Task
Return each line that holds the word "ESG治理".
Begin Given data
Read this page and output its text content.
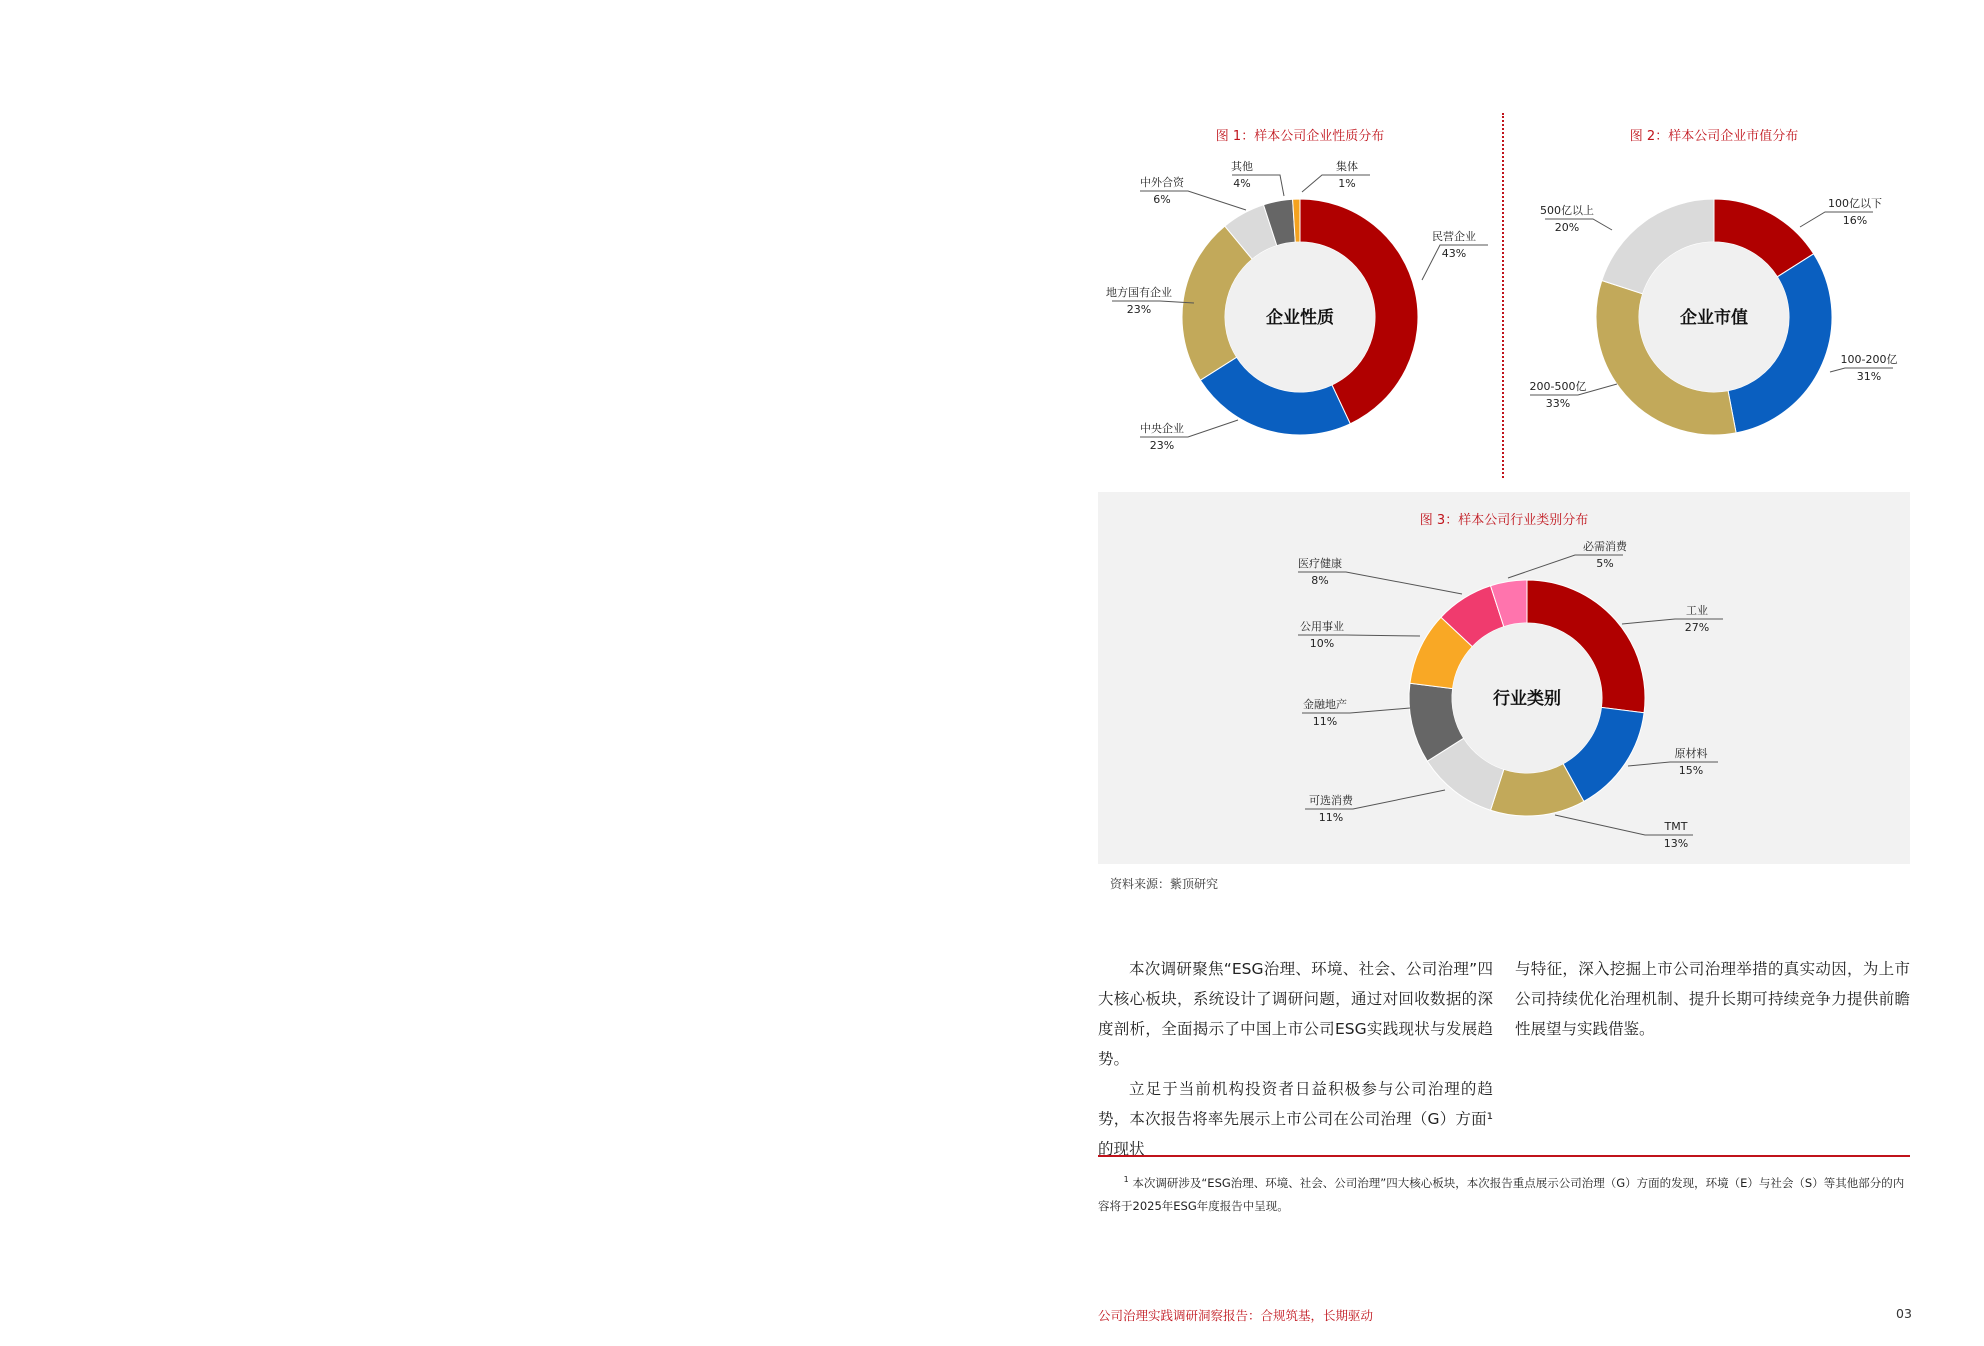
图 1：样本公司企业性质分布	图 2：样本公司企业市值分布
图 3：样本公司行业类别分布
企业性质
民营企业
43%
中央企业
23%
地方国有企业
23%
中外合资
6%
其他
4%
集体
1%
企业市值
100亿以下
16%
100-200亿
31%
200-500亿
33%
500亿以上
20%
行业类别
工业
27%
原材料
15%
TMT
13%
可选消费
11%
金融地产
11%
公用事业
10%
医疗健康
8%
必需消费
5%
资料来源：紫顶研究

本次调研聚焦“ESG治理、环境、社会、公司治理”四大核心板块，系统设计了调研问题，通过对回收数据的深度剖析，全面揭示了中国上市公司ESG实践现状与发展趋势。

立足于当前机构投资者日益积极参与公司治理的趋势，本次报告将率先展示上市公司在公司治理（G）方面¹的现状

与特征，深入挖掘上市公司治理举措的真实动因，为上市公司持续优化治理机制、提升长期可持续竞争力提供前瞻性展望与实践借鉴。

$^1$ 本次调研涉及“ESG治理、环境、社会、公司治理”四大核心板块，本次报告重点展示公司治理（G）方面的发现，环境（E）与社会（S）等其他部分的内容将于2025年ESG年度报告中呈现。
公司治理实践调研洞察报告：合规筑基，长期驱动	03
End Given data
Solution for this task
本次调研聚焦“ESG治理、环境、社会、公司治理”四大核心板块，系统设计了调研问题，通过对回收数据的深度剖析，全面揭示了中国上市公司ESG实践现状与发展趋势。
$^1$ 本次调研涉及“ESG治理、环境、社会、公司治理”四大核心板块，本次报告重点展示公司治理（G）方面的发现，环境（E）与社会（S）等其他部分的内容将于2025年ESG年度报告中呈现。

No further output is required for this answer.